Instructions for the task:
Exactly as they appear, copy the lines of the listing from the one containing "Type out the text in this image." through the final line, both included, and nothing else.

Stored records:
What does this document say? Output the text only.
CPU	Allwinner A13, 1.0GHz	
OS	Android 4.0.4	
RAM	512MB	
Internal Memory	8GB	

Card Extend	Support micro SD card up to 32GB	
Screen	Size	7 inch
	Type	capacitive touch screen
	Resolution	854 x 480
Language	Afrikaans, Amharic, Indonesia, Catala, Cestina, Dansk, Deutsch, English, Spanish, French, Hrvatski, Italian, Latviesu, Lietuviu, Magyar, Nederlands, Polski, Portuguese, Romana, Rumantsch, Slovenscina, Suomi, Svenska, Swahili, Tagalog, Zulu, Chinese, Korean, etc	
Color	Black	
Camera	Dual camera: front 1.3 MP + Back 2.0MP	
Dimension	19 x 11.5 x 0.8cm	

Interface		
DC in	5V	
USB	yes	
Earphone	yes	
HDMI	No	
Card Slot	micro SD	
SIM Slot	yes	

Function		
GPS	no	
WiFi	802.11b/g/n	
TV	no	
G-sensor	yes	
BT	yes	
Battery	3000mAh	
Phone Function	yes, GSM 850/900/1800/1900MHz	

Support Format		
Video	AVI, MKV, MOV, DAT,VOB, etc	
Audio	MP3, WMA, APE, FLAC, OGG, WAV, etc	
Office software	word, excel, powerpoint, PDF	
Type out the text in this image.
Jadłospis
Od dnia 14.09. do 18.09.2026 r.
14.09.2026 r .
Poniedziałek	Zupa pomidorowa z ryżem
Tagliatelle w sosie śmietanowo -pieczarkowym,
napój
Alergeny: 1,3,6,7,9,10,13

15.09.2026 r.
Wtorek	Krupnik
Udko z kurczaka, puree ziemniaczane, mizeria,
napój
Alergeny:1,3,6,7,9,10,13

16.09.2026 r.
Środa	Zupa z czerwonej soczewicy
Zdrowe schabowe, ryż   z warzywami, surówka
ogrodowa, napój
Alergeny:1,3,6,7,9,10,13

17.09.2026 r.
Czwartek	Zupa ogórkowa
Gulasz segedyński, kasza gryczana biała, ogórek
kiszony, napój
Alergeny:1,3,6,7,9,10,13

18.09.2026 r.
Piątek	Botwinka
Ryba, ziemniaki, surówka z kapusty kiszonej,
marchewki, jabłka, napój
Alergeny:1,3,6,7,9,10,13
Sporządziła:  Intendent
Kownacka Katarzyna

Task response:
Type out the text in this image.
Jadłospis
Od dnia 14.09. do 18.09.2026 r.
14.09.2026 r .
Poniedziałek	Zupa pomidorowa z ryżem
Tagliatelle w sosie śmietanowo -pieczarkowym,
napój
Alergeny: 1,3,6,7,9,10,13

15.09.2026 r.
Wtorek	Krupnik
Udko z kurczaka, puree ziemniaczane, mizeria,
napój
Alergeny:1,3,6,7,9,10,13

16.09.2026 r.
Środa	Zupa z czerwonej soczewicy
Zdrowe schabowe, ryż   z warzywami, surówka
ogrodowa, napój
Alergeny:1,3,6,7,9,10,13

17.09.2026 r.
Czwartek	Zupa ogórkowa
Gulasz segedyński, kasza gryczana biała, ogórek
kiszony, napój
Alergeny:1,3,6,7,9,10,13

18.09.2026 r.
Piątek	Botwinka
Ryba, ziemniaki, surówka z kapusty kiszonej,
marchewki, jabłka, napój
Alergeny:1,3,6,7,9,10,13
Sporządziła:  Intendent
Kownacka Katarzyna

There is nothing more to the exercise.